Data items
----
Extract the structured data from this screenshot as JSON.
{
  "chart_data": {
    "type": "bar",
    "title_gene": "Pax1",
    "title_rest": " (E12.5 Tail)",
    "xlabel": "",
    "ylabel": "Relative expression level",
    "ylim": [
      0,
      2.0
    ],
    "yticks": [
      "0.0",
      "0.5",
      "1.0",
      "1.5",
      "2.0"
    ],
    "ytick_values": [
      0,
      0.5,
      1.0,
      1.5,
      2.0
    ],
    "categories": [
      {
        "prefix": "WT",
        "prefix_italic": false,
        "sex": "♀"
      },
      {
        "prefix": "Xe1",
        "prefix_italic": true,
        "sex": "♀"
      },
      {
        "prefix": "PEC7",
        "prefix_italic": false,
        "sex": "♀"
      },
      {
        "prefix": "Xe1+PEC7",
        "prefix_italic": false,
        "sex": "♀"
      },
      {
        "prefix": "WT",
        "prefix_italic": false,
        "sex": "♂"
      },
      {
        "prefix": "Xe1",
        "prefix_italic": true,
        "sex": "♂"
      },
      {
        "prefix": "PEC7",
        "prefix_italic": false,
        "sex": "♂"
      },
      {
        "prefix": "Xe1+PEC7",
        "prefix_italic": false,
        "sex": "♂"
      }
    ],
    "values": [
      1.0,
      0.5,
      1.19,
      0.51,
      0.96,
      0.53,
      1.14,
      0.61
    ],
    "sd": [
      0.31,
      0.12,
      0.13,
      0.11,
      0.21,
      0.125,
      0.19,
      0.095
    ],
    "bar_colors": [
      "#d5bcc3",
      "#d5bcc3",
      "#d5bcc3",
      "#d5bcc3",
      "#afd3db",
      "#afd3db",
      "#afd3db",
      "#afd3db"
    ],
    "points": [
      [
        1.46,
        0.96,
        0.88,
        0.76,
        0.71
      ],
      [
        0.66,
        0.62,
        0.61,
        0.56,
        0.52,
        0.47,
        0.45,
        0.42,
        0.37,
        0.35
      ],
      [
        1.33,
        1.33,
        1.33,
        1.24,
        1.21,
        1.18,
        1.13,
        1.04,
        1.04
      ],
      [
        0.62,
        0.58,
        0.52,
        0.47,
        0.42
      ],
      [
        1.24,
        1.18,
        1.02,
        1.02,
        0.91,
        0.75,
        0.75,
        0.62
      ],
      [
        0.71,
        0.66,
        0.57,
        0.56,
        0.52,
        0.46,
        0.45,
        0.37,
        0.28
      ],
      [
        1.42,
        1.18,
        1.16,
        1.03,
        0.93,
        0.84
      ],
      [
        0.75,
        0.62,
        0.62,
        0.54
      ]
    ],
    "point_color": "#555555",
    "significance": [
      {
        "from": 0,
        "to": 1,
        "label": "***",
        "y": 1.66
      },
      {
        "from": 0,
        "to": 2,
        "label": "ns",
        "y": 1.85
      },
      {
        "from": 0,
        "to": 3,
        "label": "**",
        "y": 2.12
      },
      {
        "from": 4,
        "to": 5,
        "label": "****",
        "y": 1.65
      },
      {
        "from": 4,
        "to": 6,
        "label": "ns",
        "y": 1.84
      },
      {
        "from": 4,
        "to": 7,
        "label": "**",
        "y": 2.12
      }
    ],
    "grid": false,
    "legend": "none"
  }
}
----
▶ _THE EXERCISE_: Write out every entry exactly as given.

▶ _TASK ANSWER_:
Extract the structured data from this screenshot as JSON.
{
  "chart_data": {
    "type": "bar",
    "title_gene": "Pax1",
    "title_rest": " (E12.5 Tail)",
    "xlabel": "",
    "ylabel": "Relative expression level",
    "ylim": [
      0,
      2.0
    ],
    "yticks": [
      "0.0",
      "0.5",
      "1.0",
      "1.5",
      "2.0"
    ],
    "ytick_values": [
      0,
      0.5,
      1.0,
      1.5,
      2.0
    ],
    "categories": [
      {
        "prefix": "WT",
        "prefix_italic": false,
        "sex": "♀"
      },
      {
        "prefix": "Xe1",
        "prefix_italic": true,
        "sex": "♀"
      },
      {
        "prefix": "PEC7",
        "prefix_italic": false,
        "sex": "♀"
      },
      {
        "prefix": "Xe1+PEC7",
        "prefix_italic": false,
        "sex": "♀"
      },
      {
        "prefix": "WT",
        "prefix_italic": false,
        "sex": "♂"
      },
      {
        "prefix": "Xe1",
        "prefix_italic": true,
        "sex": "♂"
      },
      {
        "prefix": "PEC7",
        "prefix_italic": false,
        "sex": "♂"
      },
      {
        "prefix": "Xe1+PEC7",
        "prefix_italic": false,
        "sex": "♂"
      }
    ],
    "values": [
      1.0,
      0.5,
      1.19,
      0.51,
      0.96,
      0.53,
      1.14,
      0.61
    ],
    "sd": [
      0.31,
      0.12,
      0.13,
      0.11,
      0.21,
      0.125,
      0.19,
      0.095
    ],
    "bar_colors": [
      "#d5bcc3",
      "#d5bcc3",
      "#d5bcc3",
      "#d5bcc3",
      "#afd3db",
      "#afd3db",
      "#afd3db",
      "#afd3db"
    ],
    "points": [
      [
        1.46,
        0.96,
        0.88,
        0.76,
        0.71
      ],
      [
        0.66,
        0.62,
        0.61,
        0.56,
        0.52,
        0.47,
        0.45,
        0.42,
        0.37,
        0.35
      ],
      [
        1.33,
        1.33,
        1.33,
        1.24,
        1.21,
        1.18,
        1.13,
        1.04,
        1.04
      ],
      [
        0.62,
        0.58,
        0.52,
        0.47,
        0.42
      ],
      [
        1.24,
        1.18,
        1.02,
        1.02,
        0.91,
        0.75,
        0.75,
        0.62
      ],
      [
        0.71,
        0.66,
        0.57,
        0.56,
        0.52,
        0.46,
        0.45,
        0.37,
        0.28
      ],
      [
        1.42,
        1.18,
        1.16,
        1.03,
        0.93,
        0.84
      ],
      [
        0.75,
        0.62,
        0.62,
        0.54
      ]
    ],
    "point_color": "#555555",
    "significance": [
      {
        "from": 0,
        "to": 1,
        "label": "***",
        "y": 1.66
      },
      {
        "from": 0,
        "to": 2,
        "label": "ns",
        "y": 1.85
      },
      {
        "from": 0,
        "to": 3,
        "label": "**",
        "y": 2.12
      },
      {
        "from": 4,
        "to": 5,
        "label": "****",
        "y": 1.65
      },
      {
        "from": 4,
        "to": 6,
        "label": "ns",
        "y": 1.84
      },
      {
        "from": 4,
        "to": 7,
        "label": "**",
        "y": 2.12
      }
    ],
    "grid": false,
    "legend": "none"
  }
}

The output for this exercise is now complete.